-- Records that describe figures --
________
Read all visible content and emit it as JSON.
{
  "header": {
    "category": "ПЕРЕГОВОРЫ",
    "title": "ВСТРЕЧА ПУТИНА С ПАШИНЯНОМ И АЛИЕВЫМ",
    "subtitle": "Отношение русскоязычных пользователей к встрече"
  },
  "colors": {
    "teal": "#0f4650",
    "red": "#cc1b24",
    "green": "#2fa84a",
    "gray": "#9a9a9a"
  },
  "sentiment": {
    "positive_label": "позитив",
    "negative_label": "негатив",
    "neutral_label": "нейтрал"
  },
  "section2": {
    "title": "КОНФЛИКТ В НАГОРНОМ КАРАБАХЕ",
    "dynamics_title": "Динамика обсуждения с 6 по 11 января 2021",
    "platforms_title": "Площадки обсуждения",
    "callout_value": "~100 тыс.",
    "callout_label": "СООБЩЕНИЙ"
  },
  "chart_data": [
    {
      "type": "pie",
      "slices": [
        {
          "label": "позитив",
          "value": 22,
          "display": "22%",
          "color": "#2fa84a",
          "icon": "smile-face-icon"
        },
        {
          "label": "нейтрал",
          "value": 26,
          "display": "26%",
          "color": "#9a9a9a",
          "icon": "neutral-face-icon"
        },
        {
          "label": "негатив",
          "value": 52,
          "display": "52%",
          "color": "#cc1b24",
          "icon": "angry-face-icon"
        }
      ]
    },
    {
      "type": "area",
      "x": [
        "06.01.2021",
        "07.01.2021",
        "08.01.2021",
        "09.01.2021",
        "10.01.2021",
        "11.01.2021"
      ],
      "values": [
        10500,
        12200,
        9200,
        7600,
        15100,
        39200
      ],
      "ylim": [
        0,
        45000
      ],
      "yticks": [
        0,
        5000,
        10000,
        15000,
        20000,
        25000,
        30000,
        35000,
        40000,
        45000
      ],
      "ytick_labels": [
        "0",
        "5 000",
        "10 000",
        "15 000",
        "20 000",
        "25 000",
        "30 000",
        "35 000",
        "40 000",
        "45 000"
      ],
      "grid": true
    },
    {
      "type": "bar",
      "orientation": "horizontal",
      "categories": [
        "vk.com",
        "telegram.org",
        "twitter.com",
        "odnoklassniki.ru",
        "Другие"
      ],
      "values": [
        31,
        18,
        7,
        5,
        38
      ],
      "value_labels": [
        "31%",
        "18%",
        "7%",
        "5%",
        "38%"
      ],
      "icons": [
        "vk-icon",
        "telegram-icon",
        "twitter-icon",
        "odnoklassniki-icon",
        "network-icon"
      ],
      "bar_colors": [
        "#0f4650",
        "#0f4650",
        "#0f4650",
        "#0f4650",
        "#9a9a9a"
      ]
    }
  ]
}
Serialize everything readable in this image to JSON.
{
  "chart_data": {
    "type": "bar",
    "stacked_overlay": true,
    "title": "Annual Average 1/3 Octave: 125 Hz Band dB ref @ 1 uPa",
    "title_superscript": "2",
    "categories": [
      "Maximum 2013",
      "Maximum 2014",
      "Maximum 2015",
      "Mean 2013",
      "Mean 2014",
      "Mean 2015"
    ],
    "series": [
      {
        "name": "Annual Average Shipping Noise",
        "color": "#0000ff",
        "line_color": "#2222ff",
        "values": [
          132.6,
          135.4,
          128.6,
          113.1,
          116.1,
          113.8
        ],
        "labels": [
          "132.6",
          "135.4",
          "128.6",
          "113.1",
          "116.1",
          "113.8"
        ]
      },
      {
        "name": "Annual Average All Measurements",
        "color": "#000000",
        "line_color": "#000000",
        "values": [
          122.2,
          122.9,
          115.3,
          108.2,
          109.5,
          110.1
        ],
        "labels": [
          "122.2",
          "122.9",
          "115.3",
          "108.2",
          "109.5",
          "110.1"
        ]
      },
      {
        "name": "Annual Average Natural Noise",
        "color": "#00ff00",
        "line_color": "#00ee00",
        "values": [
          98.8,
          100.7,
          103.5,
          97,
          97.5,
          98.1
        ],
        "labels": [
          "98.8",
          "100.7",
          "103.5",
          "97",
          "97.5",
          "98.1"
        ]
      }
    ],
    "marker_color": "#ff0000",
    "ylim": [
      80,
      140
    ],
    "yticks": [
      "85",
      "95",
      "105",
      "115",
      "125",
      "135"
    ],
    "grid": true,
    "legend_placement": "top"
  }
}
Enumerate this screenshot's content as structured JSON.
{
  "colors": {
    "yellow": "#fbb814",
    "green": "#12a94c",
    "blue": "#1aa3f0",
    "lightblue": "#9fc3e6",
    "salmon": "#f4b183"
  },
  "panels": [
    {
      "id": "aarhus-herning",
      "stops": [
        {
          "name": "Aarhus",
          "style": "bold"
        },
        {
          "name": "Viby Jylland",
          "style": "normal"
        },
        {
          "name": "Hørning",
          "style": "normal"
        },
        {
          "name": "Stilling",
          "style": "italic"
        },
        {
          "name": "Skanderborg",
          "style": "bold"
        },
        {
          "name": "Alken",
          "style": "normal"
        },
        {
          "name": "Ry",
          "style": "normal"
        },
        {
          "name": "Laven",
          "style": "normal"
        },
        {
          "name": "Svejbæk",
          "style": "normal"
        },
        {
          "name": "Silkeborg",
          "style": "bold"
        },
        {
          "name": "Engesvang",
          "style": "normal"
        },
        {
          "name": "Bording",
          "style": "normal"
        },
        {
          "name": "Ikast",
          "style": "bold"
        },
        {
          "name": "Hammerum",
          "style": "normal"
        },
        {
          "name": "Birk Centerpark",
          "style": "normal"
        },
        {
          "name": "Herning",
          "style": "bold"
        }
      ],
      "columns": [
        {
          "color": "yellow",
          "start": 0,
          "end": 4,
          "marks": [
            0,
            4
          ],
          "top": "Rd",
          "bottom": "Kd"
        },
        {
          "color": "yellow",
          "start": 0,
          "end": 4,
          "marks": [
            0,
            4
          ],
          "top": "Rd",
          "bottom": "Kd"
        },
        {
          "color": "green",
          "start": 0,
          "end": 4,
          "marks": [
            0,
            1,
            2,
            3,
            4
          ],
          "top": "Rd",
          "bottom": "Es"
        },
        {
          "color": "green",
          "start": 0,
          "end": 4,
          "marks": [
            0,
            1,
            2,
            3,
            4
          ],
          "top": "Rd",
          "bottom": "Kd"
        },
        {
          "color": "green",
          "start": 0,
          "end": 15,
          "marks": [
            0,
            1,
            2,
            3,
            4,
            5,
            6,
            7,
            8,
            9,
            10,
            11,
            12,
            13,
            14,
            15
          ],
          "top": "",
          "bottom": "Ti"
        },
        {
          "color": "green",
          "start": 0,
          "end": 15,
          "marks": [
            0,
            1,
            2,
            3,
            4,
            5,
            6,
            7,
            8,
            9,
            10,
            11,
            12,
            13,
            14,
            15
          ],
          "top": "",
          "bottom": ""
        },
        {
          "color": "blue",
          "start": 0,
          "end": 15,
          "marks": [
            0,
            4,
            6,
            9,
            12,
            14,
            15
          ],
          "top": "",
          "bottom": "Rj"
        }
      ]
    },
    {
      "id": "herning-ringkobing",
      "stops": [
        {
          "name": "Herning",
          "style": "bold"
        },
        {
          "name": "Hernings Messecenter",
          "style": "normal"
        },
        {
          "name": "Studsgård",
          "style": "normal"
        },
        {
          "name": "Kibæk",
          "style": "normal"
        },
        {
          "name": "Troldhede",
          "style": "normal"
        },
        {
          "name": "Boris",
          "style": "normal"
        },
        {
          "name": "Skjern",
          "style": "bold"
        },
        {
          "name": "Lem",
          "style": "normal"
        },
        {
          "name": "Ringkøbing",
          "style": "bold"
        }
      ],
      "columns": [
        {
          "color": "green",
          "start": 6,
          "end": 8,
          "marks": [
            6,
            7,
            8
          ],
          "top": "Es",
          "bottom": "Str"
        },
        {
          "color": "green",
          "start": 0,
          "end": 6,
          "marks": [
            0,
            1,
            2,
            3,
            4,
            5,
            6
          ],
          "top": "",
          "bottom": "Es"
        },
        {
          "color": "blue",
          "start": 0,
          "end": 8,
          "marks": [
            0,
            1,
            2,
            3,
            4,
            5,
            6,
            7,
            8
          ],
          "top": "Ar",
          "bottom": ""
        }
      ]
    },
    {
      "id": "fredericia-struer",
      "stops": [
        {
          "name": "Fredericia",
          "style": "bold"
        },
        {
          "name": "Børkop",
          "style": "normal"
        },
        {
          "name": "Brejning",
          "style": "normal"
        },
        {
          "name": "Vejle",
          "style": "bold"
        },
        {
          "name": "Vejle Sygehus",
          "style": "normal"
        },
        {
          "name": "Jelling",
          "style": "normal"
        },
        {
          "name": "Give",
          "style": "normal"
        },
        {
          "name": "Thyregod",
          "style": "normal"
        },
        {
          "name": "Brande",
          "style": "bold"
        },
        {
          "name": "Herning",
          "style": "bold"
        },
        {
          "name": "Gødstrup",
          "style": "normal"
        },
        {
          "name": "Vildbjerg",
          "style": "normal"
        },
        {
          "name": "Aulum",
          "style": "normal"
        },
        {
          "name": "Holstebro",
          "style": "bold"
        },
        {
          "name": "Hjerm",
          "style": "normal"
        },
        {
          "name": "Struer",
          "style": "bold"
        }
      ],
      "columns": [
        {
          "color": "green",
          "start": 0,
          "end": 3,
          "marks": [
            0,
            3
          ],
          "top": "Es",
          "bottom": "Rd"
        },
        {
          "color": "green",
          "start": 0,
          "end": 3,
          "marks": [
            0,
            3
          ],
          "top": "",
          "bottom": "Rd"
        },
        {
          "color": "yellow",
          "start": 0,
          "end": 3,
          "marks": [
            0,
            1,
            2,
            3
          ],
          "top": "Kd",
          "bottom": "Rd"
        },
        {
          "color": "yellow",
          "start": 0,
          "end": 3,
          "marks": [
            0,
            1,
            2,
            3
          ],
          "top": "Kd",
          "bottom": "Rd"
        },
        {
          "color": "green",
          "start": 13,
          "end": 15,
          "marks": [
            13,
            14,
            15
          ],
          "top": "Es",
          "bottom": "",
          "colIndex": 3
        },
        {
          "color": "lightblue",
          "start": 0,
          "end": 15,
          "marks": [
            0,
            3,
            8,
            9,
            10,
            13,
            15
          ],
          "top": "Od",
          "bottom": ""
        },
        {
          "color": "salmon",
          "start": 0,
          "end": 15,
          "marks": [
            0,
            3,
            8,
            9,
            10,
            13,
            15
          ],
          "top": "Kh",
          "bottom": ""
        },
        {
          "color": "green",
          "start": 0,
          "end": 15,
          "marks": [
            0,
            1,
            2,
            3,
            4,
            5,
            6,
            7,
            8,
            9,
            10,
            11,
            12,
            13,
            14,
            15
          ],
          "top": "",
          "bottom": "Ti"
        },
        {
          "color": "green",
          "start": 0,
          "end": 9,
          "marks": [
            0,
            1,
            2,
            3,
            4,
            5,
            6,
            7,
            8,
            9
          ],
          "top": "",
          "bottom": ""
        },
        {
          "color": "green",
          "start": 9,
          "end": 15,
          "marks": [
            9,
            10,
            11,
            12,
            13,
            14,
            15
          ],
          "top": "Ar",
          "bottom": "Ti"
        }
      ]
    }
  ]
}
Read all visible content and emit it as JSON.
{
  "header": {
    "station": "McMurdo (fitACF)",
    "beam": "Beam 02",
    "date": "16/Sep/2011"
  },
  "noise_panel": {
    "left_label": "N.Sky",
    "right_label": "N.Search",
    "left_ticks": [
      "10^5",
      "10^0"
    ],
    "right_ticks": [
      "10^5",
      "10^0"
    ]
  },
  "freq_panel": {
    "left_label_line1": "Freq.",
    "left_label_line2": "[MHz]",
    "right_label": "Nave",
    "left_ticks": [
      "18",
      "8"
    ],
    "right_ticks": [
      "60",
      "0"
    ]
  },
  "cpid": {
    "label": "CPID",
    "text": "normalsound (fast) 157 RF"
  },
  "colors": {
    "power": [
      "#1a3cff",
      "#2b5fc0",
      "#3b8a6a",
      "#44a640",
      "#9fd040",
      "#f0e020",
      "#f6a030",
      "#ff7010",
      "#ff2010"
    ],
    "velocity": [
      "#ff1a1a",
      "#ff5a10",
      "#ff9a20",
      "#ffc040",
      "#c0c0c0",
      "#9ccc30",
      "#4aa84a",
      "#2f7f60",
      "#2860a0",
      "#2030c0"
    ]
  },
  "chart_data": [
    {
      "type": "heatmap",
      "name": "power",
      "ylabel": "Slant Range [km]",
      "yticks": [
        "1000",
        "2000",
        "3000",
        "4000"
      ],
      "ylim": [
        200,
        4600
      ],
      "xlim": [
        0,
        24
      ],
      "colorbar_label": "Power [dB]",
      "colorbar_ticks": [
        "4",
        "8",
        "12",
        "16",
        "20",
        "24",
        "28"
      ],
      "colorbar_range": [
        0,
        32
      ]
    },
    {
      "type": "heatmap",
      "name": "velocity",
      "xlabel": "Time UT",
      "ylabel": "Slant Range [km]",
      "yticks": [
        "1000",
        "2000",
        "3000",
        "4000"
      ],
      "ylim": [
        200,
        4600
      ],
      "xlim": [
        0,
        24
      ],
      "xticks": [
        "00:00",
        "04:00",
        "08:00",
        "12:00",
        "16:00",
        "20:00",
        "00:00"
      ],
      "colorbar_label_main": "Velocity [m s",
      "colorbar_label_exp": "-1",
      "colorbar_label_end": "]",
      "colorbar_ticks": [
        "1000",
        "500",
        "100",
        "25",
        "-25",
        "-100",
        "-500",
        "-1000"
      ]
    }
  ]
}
________
-- GOAL --
Going through the data, tally the lines containing "odnoklassniki" and report only the result.

-- THE RESPONSE --
2